> **Given request**: Reproduce the material in full, exactly as written.

> **Information shown**:

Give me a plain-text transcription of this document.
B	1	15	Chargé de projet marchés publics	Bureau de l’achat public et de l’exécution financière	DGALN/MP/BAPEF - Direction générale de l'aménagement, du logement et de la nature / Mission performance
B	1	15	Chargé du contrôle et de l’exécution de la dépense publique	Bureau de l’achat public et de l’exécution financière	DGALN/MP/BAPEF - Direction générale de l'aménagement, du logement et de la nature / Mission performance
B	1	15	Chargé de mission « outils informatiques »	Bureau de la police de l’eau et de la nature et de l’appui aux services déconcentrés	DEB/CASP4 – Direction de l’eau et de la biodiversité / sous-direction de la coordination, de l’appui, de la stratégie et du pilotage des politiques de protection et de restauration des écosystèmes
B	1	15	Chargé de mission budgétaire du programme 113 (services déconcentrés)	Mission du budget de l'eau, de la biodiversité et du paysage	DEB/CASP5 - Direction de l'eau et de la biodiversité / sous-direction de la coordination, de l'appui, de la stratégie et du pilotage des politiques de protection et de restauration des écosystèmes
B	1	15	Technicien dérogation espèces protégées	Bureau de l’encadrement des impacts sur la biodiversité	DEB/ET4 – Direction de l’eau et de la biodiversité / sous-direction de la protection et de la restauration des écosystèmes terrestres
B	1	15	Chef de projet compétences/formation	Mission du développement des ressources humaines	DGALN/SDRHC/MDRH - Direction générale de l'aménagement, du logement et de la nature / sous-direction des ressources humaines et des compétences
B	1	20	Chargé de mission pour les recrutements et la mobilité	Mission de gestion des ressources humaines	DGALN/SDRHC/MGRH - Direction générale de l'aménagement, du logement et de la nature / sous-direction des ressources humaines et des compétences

> **Correct output**:
Give me a plain-text transcription of this document.
B	1	15	Chargé de projet marchés publics	Bureau de l’achat public et de l’exécution financière	DGALN/MP/BAPEF - Direction générale de l'aménagement, du logement et de la nature / Mission performance
B	1	15	Chargé du contrôle et de l’exécution de la dépense publique	Bureau de l’achat public et de l’exécution financière	DGALN/MP/BAPEF - Direction générale de l'aménagement, du logement et de la nature / Mission performance
B	1	15	Chargé de mission « outils informatiques »	Bureau de la police de l’eau et de la nature et de l’appui aux services déconcentrés	DEB/CASP4 – Direction de l’eau et de la biodiversité / sous-direction de la coordination, de l’appui, de la stratégie et du pilotage des politiques de protection et de restauration des écosystèmes
B	1	15	Chargé de mission budgétaire du programme 113 (services déconcentrés)	Mission du budget de l'eau, de la biodiversité et du paysage	DEB/CASP5 - Direction de l'eau et de la biodiversité / sous-direction de la coordination, de l'appui, de la stratégie et du pilotage des politiques de protection et de restauration des écosystèmes
B	1	15	Technicien dérogation espèces protégées	Bureau de l’encadrement des impacts sur la biodiversité	DEB/ET4 – Direction de l’eau et de la biodiversité / sous-direction de la protection et de la restauration des écosystèmes terrestres
B	1	15	Chef de projet compétences/formation	Mission du développement des ressources humaines	DGALN/SDRHC/MDRH - Direction générale de l'aménagement, du logement et de la nature / sous-direction des ressources humaines et des compétences
B	1	20	Chargé de mission pour les recrutements et la mobilité	Mission de gestion des ressources humaines	DGALN/SDRHC/MGRH - Direction générale de l'aménagement, du logement et de la nature / sous-direction des ressources humaines et des compétences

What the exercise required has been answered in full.